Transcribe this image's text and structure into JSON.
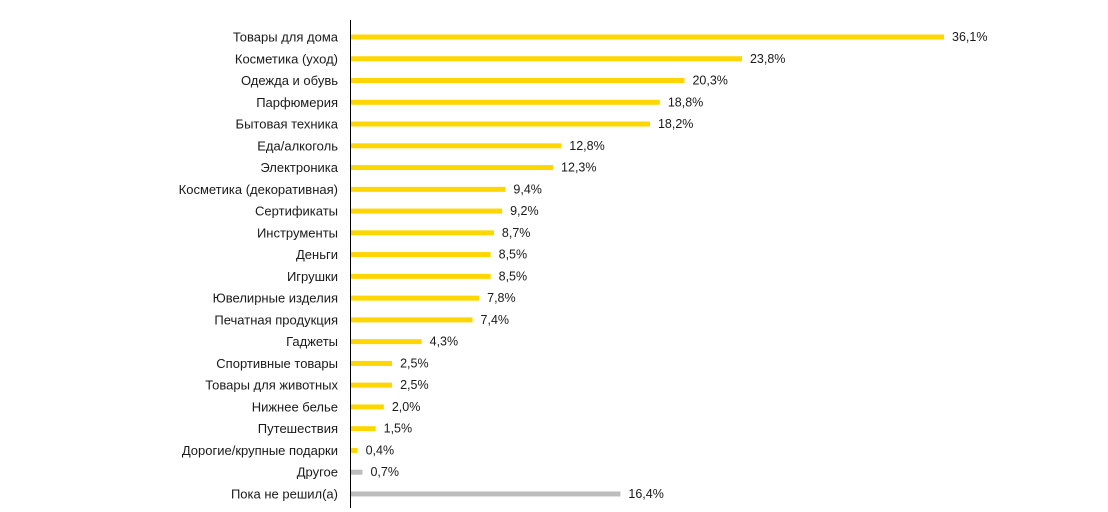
{
  "chart_data": {
    "type": "bar",
    "orientation": "horizontal",
    "title": "",
    "xlabel": "",
    "ylabel": "",
    "unit": "%",
    "xlim": [
      0,
      36.1
    ],
    "grid": false,
    "legend": "none",
    "categories": [
      "Товары для дома",
      "Косметика (уход)",
      "Одежда и обувь",
      "Парфюмерия",
      "Бытовая техника",
      "Еда/алкоголь",
      "Электроника",
      "Косметика (декоративная)",
      "Сертификаты",
      "Инструменты",
      "Деньги",
      "Игрушки",
      "Ювелирные изделия",
      "Печатная продукция",
      "Гаджеты",
      "Спортивные товары",
      "Товары для животных",
      "Нижнее белье",
      "Путешествия",
      "Дорогие/крупные подарки",
      "Другое",
      "Пока не решил(а)"
    ],
    "values": [
      36.1,
      23.8,
      20.3,
      18.8,
      18.2,
      12.8,
      12.3,
      9.4,
      9.2,
      8.7,
      8.5,
      8.5,
      7.8,
      7.4,
      4.3,
      2.5,
      2.5,
      2.0,
      1.5,
      0.4,
      0.7,
      16.4
    ],
    "value_labels": [
      "36,1%",
      "23,8%",
      "20,3%",
      "18,8%",
      "18,2%",
      "12,8%",
      "12,3%",
      "9,4%",
      "9,2%",
      "8,7%",
      "8,5%",
      "8,5%",
      "7,8%",
      "7,4%",
      "4,3%",
      "2,5%",
      "2,5%",
      "2,0%",
      "1,5%",
      "0,4%",
      "0,7%",
      "16,4%"
    ],
    "bar_colors": [
      "#FFD600",
      "#FFD600",
      "#FFD600",
      "#FFD600",
      "#FFD600",
      "#FFD600",
      "#FFD600",
      "#FFD600",
      "#FFD600",
      "#FFD600",
      "#FFD600",
      "#FFD600",
      "#FFD600",
      "#FFD600",
      "#FFD600",
      "#FFD600",
      "#FFD600",
      "#FFD600",
      "#FFD600",
      "#FFD600",
      "#BDBDBD",
      "#BDBDBD"
    ],
    "axis_color": "#000000"
  }
}
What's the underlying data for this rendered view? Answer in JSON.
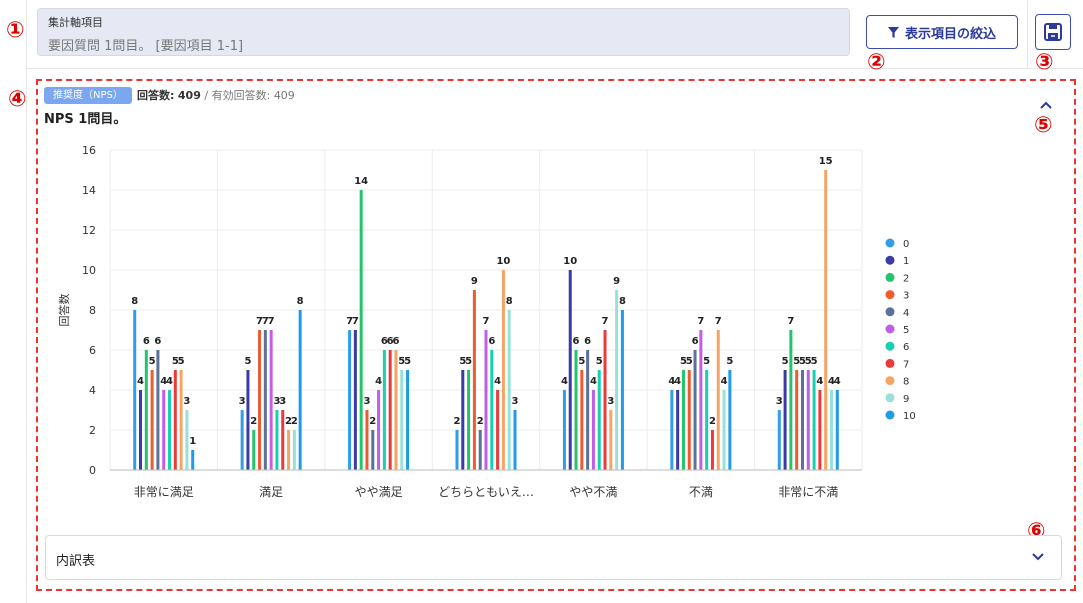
{
  "markers": [
    "①",
    "②",
    "③",
    "④",
    "⑤",
    "⑥"
  ],
  "axis_setting": {
    "label": "集計軸項目",
    "value": "要因質問 1問目。 [要因項目 1-1]"
  },
  "filter_button": {
    "label": "表示項目の絞込",
    "icon": "filter-icon"
  },
  "export_button": {
    "icon": "export-icon"
  },
  "panel": {
    "badge": "推奨度（NPS）",
    "responses_label": "回答数:",
    "responses_value": "409",
    "separator": "/",
    "valid_label": "有効回答数:",
    "valid_value": "409",
    "question_title": "NPS 1問目。"
  },
  "breakdown": {
    "label": "内訳表"
  },
  "colors": {
    "accent": "#3c4fb0",
    "marker": "#e00000",
    "dashed_border": "#e33",
    "badge": "#7aa7f0"
  },
  "chart_data": {
    "type": "bar",
    "categories": [
      "非常に満足",
      "満足",
      "やや満足",
      "どちらともいえ…",
      "やや不満",
      "不満",
      "非常に不満"
    ],
    "ylabel": "回答数",
    "ylim": [
      0,
      16
    ],
    "yticks": [
      0,
      2,
      4,
      6,
      8,
      10,
      12,
      14,
      16
    ],
    "grid": true,
    "legend_position": "right",
    "series": [
      {
        "name": "0",
        "color": "#2f9ee8",
        "values": [
          8,
          3,
          7,
          2,
          4,
          4,
          3
        ]
      },
      {
        "name": "1",
        "color": "#3a3aa8",
        "values": [
          4,
          5,
          7,
          5,
          10,
          4,
          5
        ]
      },
      {
        "name": "2",
        "color": "#23c46b",
        "values": [
          6,
          2,
          14,
          5,
          6,
          5,
          7
        ]
      },
      {
        "name": "3",
        "color": "#ef5a2f",
        "values": [
          5,
          7,
          3,
          9,
          5,
          5,
          5
        ]
      },
      {
        "name": "4",
        "color": "#5b7199",
        "values": [
          6,
          7,
          2,
          2,
          6,
          6,
          5
        ]
      },
      {
        "name": "5",
        "color": "#c25de6",
        "values": [
          4,
          7,
          4,
          7,
          4,
          7,
          5
        ]
      },
      {
        "name": "6",
        "color": "#18cfb0",
        "values": [
          4,
          3,
          6,
          6,
          5,
          5,
          5
        ]
      },
      {
        "name": "7",
        "color": "#ea3b3b",
        "values": [
          5,
          3,
          6,
          4,
          7,
          2,
          4
        ]
      },
      {
        "name": "8",
        "color": "#f5a463",
        "values": [
          5,
          2,
          6,
          10,
          3,
          7,
          15
        ]
      },
      {
        "name": "9",
        "color": "#99e0d8",
        "values": [
          3,
          2,
          5,
          8,
          9,
          4,
          4
        ]
      },
      {
        "name": "10",
        "color": "#1f9be8",
        "values": [
          1,
          8,
          5,
          3,
          8,
          5,
          4
        ]
      }
    ]
  }
}
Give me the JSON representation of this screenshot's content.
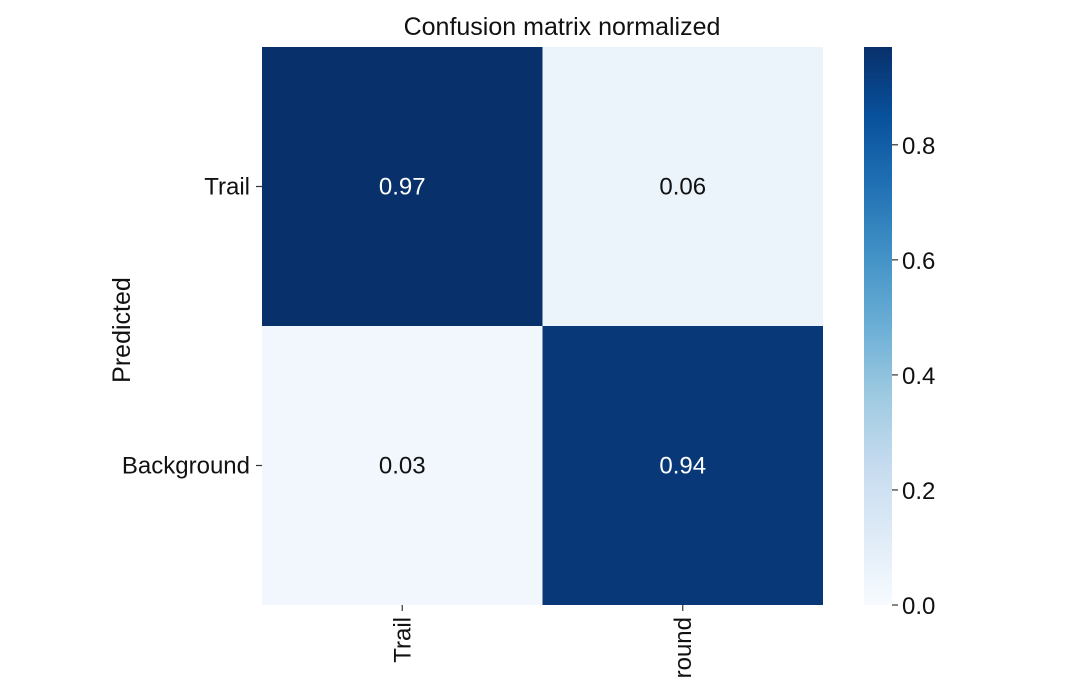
{
  "chart_data": {
    "type": "heatmap",
    "title": "Confusion matrix normalized",
    "ylabel": "Predicted",
    "xlabel": "",
    "row_labels": [
      "Trail",
      "Background"
    ],
    "col_labels": [
      "Trail",
      "round"
    ],
    "values": [
      [
        0.97,
        0.06
      ],
      [
        0.03,
        0.94
      ]
    ],
    "cell_labels": [
      [
        "0.97",
        "0.06"
      ],
      [
        "0.03",
        "0.94"
      ]
    ],
    "colormap": "Blues",
    "colorbar": {
      "range": [
        0,
        0.97
      ],
      "ticks": [
        0.0,
        0.2,
        0.4,
        0.6,
        0.8
      ],
      "tick_labels": [
        "0.0",
        "0.2",
        "0.4",
        "0.6",
        "0.8"
      ]
    },
    "colors": {
      "low": "#f7fbff",
      "high": "#08306b",
      "text_on_dark": "#ffffff",
      "text_on_light": "#111111"
    }
  }
}
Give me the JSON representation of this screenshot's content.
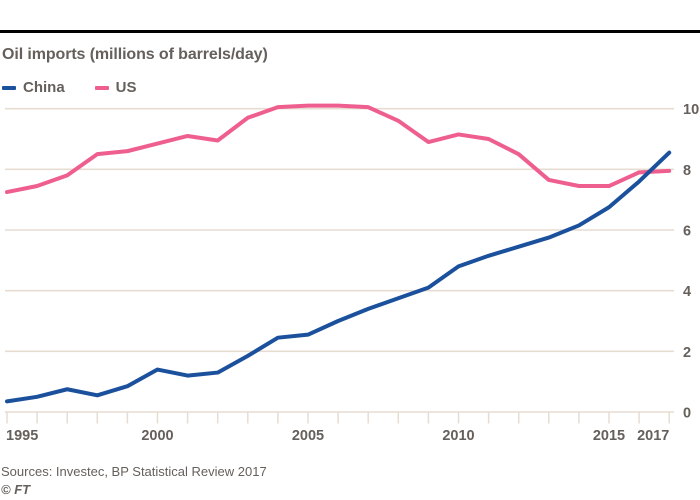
{
  "header": {
    "title": "Oil imports (millions of barrels/day)"
  },
  "footer": {
    "source": "Sources: Investec, BP Statistical Review 2017",
    "credit": "© FT"
  },
  "colors": {
    "china_line": "#1b519c",
    "us_line": "#ee5f8f",
    "grid": "#e7dcd2",
    "text": "#66605c",
    "top_rule": "#000000"
  },
  "chart_data": {
    "type": "line",
    "title": "Oil imports (millions of barrels/day)",
    "xlabel": "",
    "ylabel": "millions of barrels/day",
    "x": [
      1995,
      1996,
      1997,
      1998,
      1999,
      2000,
      2001,
      2002,
      2003,
      2004,
      2005,
      2006,
      2007,
      2008,
      2009,
      2010,
      2011,
      2012,
      2013,
      2014,
      2015,
      2016,
      2017
    ],
    "series": [
      {
        "name": "China",
        "color": "#1b519c",
        "values": [
          0.35,
          0.5,
          0.75,
          0.55,
          0.85,
          1.4,
          1.2,
          1.3,
          1.85,
          2.45,
          2.55,
          3.0,
          3.4,
          3.75,
          4.1,
          4.8,
          5.15,
          5.45,
          5.75,
          6.15,
          6.75,
          7.6,
          8.55
        ]
      },
      {
        "name": "US",
        "color": "#ee5f8f",
        "values": [
          7.25,
          7.45,
          7.8,
          8.5,
          8.6,
          8.85,
          9.1,
          8.95,
          9.7,
          10.05,
          10.1,
          10.1,
          10.05,
          9.6,
          8.9,
          9.15,
          9.0,
          8.5,
          7.65,
          7.45,
          7.45,
          7.9,
          7.95
        ]
      }
    ],
    "x_tick_years": [
      1995,
      2000,
      2005,
      2010,
      2015,
      2017
    ],
    "x_tick_labels": [
      "1995",
      "2000",
      "2005",
      "2010",
      "2015",
      "2017"
    ],
    "y_ticks": [
      0,
      2,
      4,
      6,
      8,
      10
    ],
    "y_tick_labels": [
      "0",
      "2",
      "4",
      "6",
      "8",
      "10"
    ],
    "ylim": [
      0,
      10.3
    ],
    "xlim": [
      1995,
      2017.2
    ],
    "grid": true,
    "legend_position": "top-left",
    "y_axis_side": "right"
  }
}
○ ○ ○ ○
● Set task: Review the preceding data and report every line that includes the string "right".

● Reply:
    "legend_position": "right",
    "y_axis_side": "right"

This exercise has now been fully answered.